• EXERCISE BRIEF
Reproduce each of the following lines verbatim, in the same order, with no alteration or omission.
········
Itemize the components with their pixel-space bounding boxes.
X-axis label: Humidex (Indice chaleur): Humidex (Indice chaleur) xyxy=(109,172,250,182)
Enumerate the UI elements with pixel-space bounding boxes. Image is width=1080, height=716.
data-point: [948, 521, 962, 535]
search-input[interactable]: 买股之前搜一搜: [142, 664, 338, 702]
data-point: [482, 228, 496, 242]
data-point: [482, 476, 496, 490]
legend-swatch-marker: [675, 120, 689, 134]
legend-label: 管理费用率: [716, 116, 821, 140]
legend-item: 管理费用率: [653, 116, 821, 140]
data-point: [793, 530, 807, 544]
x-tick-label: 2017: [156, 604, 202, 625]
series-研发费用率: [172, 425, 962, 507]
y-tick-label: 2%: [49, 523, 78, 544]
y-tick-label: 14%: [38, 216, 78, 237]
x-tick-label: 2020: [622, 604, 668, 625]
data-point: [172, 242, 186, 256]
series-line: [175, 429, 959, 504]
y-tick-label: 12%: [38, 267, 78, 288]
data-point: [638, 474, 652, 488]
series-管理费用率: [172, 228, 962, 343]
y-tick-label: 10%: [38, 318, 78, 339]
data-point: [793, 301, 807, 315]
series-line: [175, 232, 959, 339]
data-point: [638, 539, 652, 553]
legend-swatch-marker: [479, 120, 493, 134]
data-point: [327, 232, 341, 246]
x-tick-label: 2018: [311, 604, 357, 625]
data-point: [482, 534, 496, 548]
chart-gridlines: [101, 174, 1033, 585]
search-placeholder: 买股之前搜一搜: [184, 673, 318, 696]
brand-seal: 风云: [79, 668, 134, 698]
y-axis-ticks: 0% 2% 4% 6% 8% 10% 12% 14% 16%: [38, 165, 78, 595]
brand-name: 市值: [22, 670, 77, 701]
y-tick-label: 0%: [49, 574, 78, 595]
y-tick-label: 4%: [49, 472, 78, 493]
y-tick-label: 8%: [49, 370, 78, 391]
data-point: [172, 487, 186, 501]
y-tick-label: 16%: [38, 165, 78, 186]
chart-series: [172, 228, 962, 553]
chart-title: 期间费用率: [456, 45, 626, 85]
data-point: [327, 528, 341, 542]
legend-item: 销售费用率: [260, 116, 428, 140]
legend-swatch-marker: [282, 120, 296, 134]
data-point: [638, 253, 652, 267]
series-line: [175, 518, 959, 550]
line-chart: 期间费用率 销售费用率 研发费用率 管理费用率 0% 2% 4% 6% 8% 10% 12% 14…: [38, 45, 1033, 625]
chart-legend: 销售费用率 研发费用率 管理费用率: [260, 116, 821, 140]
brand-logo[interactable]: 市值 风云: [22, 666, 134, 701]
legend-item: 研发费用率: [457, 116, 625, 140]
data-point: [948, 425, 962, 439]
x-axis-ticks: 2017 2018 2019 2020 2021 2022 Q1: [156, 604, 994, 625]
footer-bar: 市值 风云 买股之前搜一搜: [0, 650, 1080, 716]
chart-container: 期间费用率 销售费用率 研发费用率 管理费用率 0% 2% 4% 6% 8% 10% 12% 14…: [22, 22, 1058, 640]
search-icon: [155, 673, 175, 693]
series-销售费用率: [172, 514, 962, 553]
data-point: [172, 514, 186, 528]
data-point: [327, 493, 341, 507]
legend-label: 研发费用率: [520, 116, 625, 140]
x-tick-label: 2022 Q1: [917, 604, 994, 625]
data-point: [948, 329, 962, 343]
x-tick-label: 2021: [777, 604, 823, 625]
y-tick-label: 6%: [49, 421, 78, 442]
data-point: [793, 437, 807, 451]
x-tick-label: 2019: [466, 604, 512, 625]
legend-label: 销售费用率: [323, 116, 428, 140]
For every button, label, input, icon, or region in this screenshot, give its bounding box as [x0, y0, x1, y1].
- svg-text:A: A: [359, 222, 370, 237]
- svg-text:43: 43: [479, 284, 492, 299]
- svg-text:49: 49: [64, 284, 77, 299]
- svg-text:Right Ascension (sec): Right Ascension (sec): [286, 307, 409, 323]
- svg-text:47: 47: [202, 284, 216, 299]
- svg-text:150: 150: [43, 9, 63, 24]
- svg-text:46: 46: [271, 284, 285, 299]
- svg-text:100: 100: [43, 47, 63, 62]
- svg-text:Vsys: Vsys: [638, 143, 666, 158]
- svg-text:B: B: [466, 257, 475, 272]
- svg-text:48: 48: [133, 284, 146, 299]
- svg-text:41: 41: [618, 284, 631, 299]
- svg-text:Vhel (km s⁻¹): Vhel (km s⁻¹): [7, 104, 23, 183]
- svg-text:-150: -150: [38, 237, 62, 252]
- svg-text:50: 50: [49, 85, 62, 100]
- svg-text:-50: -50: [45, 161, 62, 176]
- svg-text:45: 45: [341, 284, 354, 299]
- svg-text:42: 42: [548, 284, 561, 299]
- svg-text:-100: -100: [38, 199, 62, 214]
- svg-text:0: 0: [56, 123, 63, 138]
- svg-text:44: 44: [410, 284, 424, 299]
········
• ANSWER
Itemize the components with their pixel-space bounding boxes.
X-axis label: Humidex (Indice chaleur): Humidex (Indice chaleur) xyxy=(109,172,250,182)
Enumerate the UI elements with pixel-space bounding boxes. Image is width=1080, height=716.
data-point: [948, 521, 962, 535]
search-input[interactable]: 买股之前搜一搜: [142, 664, 338, 702]
data-point: [482, 228, 496, 242]
data-point: [482, 476, 496, 490]
legend-swatch-marker: [675, 120, 689, 134]
legend-label: 管理费用率: [716, 116, 821, 140]
legend-item: 管理费用率: [653, 116, 821, 140]
data-point: [793, 530, 807, 544]
x-tick-label: 2017: [156, 604, 202, 625]
series-研发费用率: [172, 425, 962, 507]
y-tick-label: 2%: [49, 523, 78, 544]
y-tick-label: 14%: [38, 216, 78, 237]
x-tick-label: 2020: [622, 604, 668, 625]
data-point: [172, 242, 186, 256]
series-line: [175, 429, 959, 504]
y-tick-label: 12%: [38, 267, 78, 288]
data-point: [638, 474, 652, 488]
series-管理费用率: [172, 228, 962, 343]
y-tick-label: 10%: [38, 318, 78, 339]
data-point: [793, 301, 807, 315]
series-line: [175, 232, 959, 339]
data-point: [638, 539, 652, 553]
legend-swatch-marker: [479, 120, 493, 134]
data-point: [327, 232, 341, 246]
x-tick-label: 2018: [311, 604, 357, 625]
data-point: [482, 534, 496, 548]
chart-gridlines: [101, 174, 1033, 585]
search-placeholder: 买股之前搜一搜: [184, 673, 318, 696]
brand-seal: 风云: [79, 668, 134, 698]
y-axis-ticks: 0% 2% 4% 6% 8% 10% 12% 14% 16%: [38, 165, 78, 595]
brand-name: 市值: [22, 670, 77, 701]
y-tick-label: 0%: [49, 574, 78, 595]
y-tick-label: 4%: [49, 472, 78, 493]
y-tick-label: 8%: [49, 370, 78, 391]
data-point: [172, 487, 186, 501]
y-tick-label: 16%: [38, 165, 78, 186]
chart-series: [172, 228, 962, 553]
chart-title: 期间费用率: [456, 45, 626, 85]
data-point: [327, 528, 341, 542]
legend-item: 销售费用率: [260, 116, 428, 140]
legend-swatch-marker: [282, 120, 296, 134]
data-point: [638, 253, 652, 267]
series-line: [175, 518, 959, 550]
line-chart: 期间费用率 销售费用率 研发费用率 管理费用率 0% 2% 4% 6% 8% 10% 12% 14…: [38, 45, 1033, 625]
chart-legend: 销售费用率 研发费用率 管理费用率: [260, 116, 821, 140]
brand-logo[interactable]: 市值 风云: [22, 666, 134, 701]
legend-item: 研发费用率: [457, 116, 625, 140]
data-point: [948, 425, 962, 439]
x-axis-ticks: 2017 2018 2019 2020 2021 2022 Q1: [156, 604, 994, 625]
footer-bar: 市值 风云 买股之前搜一搜: [0, 650, 1080, 716]
chart-container: 期间费用率 销售费用率 研发费用率 管理费用率 0% 2% 4% 6% 8% 10% 12% 14…: [22, 22, 1058, 640]
search-icon: [155, 673, 175, 693]
series-销售费用率: [172, 514, 962, 553]
data-point: [172, 514, 186, 528]
data-point: [327, 493, 341, 507]
legend-label: 研发费用率: [520, 116, 625, 140]
x-tick-label: 2022 Q1: [917, 604, 994, 625]
data-point: [948, 329, 962, 343]
x-tick-label: 2021: [777, 604, 823, 625]
y-tick-label: 6%: [49, 421, 78, 442]
data-point: [793, 437, 807, 451]
x-tick-label: 2019: [466, 604, 512, 625]
legend-label: 销售费用率: [323, 116, 428, 140]
For every button, label, input, icon, or region in this screenshot, give its bounding box as [x0, y0, x1, y1].
- svg-text:A: A: [359, 222, 370, 237]
- svg-text:43: 43: [479, 284, 492, 299]
- svg-text:49: 49: [64, 284, 77, 299]
- svg-text:Right Ascension (sec): Right Ascension (sec): [286, 307, 409, 323]
- svg-text:47: 47: [202, 284, 216, 299]
- svg-text:150: 150: [43, 9, 63, 24]
- svg-text:46: 46: [271, 284, 285, 299]
- svg-text:100: 100: [43, 47, 63, 62]
- svg-text:Vsys: Vsys: [638, 143, 666, 158]
- svg-text:B: B: [466, 257, 475, 272]
- svg-text:48: 48: [133, 284, 146, 299]
- svg-text:41: 41: [618, 284, 631, 299]
- svg-text:Vhel (km s⁻¹): Vhel (km s⁻¹): [7, 104, 23, 183]
- svg-text:-150: -150: [38, 237, 62, 252]
- svg-text:50: 50: [49, 85, 62, 100]
- svg-text:-50: -50: [45, 161, 62, 176]
- svg-text:45: 45: [341, 284, 354, 299]
- svg-text:42: 42: [548, 284, 561, 299]
- svg-text:-100: -100: [38, 199, 62, 214]
- svg-text:0: 0: [56, 123, 63, 138]
- svg-text:44: 44: [410, 284, 424, 299]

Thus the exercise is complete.